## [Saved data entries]
···
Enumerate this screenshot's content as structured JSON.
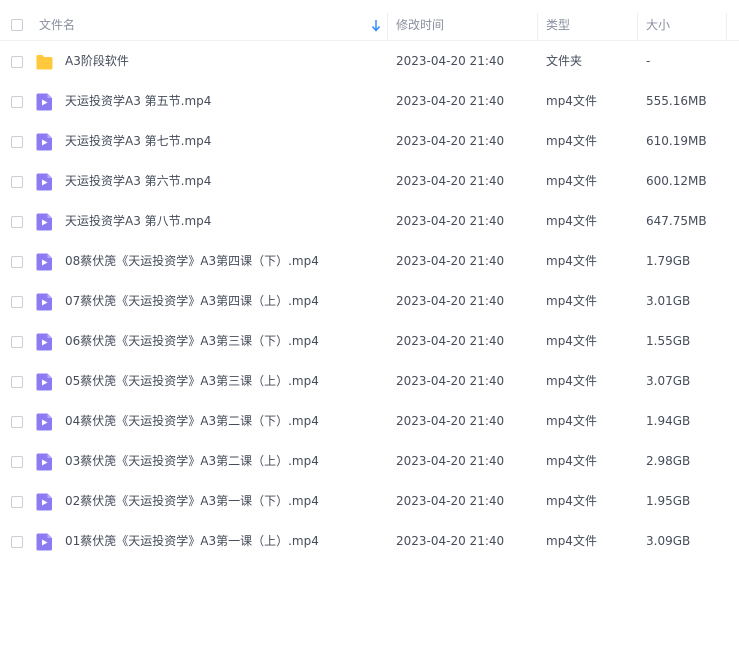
{
  "header": {
    "name_label": "文件名",
    "time_label": "修改时间",
    "type_label": "类型",
    "size_label": "大小"
  },
  "colors": {
    "folder": "#ffc83d",
    "video": "#8c7cf3",
    "header_text": "#8a90a0",
    "sort_arrow": "#2f8cff"
  },
  "rows": [
    {
      "icon": "folder-icon",
      "name": "A3阶段软件",
      "time": "2023-04-20 21:40",
      "type": "文件夹",
      "size": "-"
    },
    {
      "icon": "video-icon",
      "name": "天运投资学A3 第五节.mp4",
      "time": "2023-04-20 21:40",
      "type": "mp4文件",
      "size": "555.16MB"
    },
    {
      "icon": "video-icon",
      "name": "天运投资学A3 第七节.mp4",
      "time": "2023-04-20 21:40",
      "type": "mp4文件",
      "size": "610.19MB"
    },
    {
      "icon": "video-icon",
      "name": "天运投资学A3 第六节.mp4",
      "time": "2023-04-20 21:40",
      "type": "mp4文件",
      "size": "600.12MB"
    },
    {
      "icon": "video-icon",
      "name": "天运投资学A3 第八节.mp4",
      "time": "2023-04-20 21:40",
      "type": "mp4文件",
      "size": "647.75MB"
    },
    {
      "icon": "video-icon",
      "name": "08蔡伏箎《天运投资学》A3第四课（下）.mp4",
      "time": "2023-04-20 21:40",
      "type": "mp4文件",
      "size": "1.79GB"
    },
    {
      "icon": "video-icon",
      "name": "07蔡伏箎《天运投资学》A3第四课（上）.mp4",
      "time": "2023-04-20 21:40",
      "type": "mp4文件",
      "size": "3.01GB"
    },
    {
      "icon": "video-icon",
      "name": "06蔡伏箎《天运投资学》A3第三课（下）.mp4",
      "time": "2023-04-20 21:40",
      "type": "mp4文件",
      "size": "1.55GB"
    },
    {
      "icon": "video-icon",
      "name": "05蔡伏箎《天运投资学》A3第三课（上）.mp4",
      "time": "2023-04-20 21:40",
      "type": "mp4文件",
      "size": "3.07GB"
    },
    {
      "icon": "video-icon",
      "name": "04蔡伏箎《天运投资学》A3第二课（下）.mp4",
      "time": "2023-04-20 21:40",
      "type": "mp4文件",
      "size": "1.94GB"
    },
    {
      "icon": "video-icon",
      "name": "03蔡伏箎《天运投资学》A3第二课（上）.mp4",
      "time": "2023-04-20 21:40",
      "type": "mp4文件",
      "size": "2.98GB"
    },
    {
      "icon": "video-icon",
      "name": "02蔡伏箎《天运投资学》A3第一课（下）.mp4",
      "time": "2023-04-20 21:40",
      "type": "mp4文件",
      "size": "1.95GB"
    },
    {
      "icon": "video-icon",
      "name": "01蔡伏箎《天运投资学》A3第一课（上）.mp4",
      "time": "2023-04-20 21:40",
      "type": "mp4文件",
      "size": "3.09GB"
    }
  ]
}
···
## [CHALLENGE]
Output the entries above exactly, without their pictures.

## [THE OUTPUT]
Enumerate this screenshot's content as structured JSON.
{
  "header": {
    "name_label": "文件名",
    "time_label": "修改时间",
    "type_label": "类型",
    "size_label": "大小"
  },
  "colors": {
    "folder": "#ffc83d",
    "video": "#8c7cf3",
    "header_text": "#8a90a0",
    "sort_arrow": "#2f8cff"
  },
  "rows": [
    {
      "icon": "folder-icon",
      "name": "A3阶段软件",
      "time": "2023-04-20 21:40",
      "type": "文件夹",
      "size": "-"
    },
    {
      "icon": "video-icon",
      "name": "天运投资学A3 第五节.mp4",
      "time": "2023-04-20 21:40",
      "type": "mp4文件",
      "size": "555.16MB"
    },
    {
      "icon": "video-icon",
      "name": "天运投资学A3 第七节.mp4",
      "time": "2023-04-20 21:40",
      "type": "mp4文件",
      "size": "610.19MB"
    },
    {
      "icon": "video-icon",
      "name": "天运投资学A3 第六节.mp4",
      "time": "2023-04-20 21:40",
      "type": "mp4文件",
      "size": "600.12MB"
    },
    {
      "icon": "video-icon",
      "name": "天运投资学A3 第八节.mp4",
      "time": "2023-04-20 21:40",
      "type": "mp4文件",
      "size": "647.75MB"
    },
    {
      "icon": "video-icon",
      "name": "08蔡伏箎《天运投资学》A3第四课（下）.mp4",
      "time": "2023-04-20 21:40",
      "type": "mp4文件",
      "size": "1.79GB"
    },
    {
      "icon": "video-icon",
      "name": "07蔡伏箎《天运投资学》A3第四课（上）.mp4",
      "time": "2023-04-20 21:40",
      "type": "mp4文件",
      "size": "3.01GB"
    },
    {
      "icon": "video-icon",
      "name": "06蔡伏箎《天运投资学》A3第三课（下）.mp4",
      "time": "2023-04-20 21:40",
      "type": "mp4文件",
      "size": "1.55GB"
    },
    {
      "icon": "video-icon",
      "name": "05蔡伏箎《天运投资学》A3第三课（上）.mp4",
      "time": "2023-04-20 21:40",
      "type": "mp4文件",
      "size": "3.07GB"
    },
    {
      "icon": "video-icon",
      "name": "04蔡伏箎《天运投资学》A3第二课（下）.mp4",
      "time": "2023-04-20 21:40",
      "type": "mp4文件",
      "size": "1.94GB"
    },
    {
      "icon": "video-icon",
      "name": "03蔡伏箎《天运投资学》A3第二课（上）.mp4",
      "time": "2023-04-20 21:40",
      "type": "mp4文件",
      "size": "2.98GB"
    },
    {
      "icon": "video-icon",
      "name": "02蔡伏箎《天运投资学》A3第一课（下）.mp4",
      "time": "2023-04-20 21:40",
      "type": "mp4文件",
      "size": "1.95GB"
    },
    {
      "icon": "video-icon",
      "name": "01蔡伏箎《天运投资学》A3第一课（上）.mp4",
      "time": "2023-04-20 21:40",
      "type": "mp4文件",
      "size": "3.09GB"
    }
  ]
}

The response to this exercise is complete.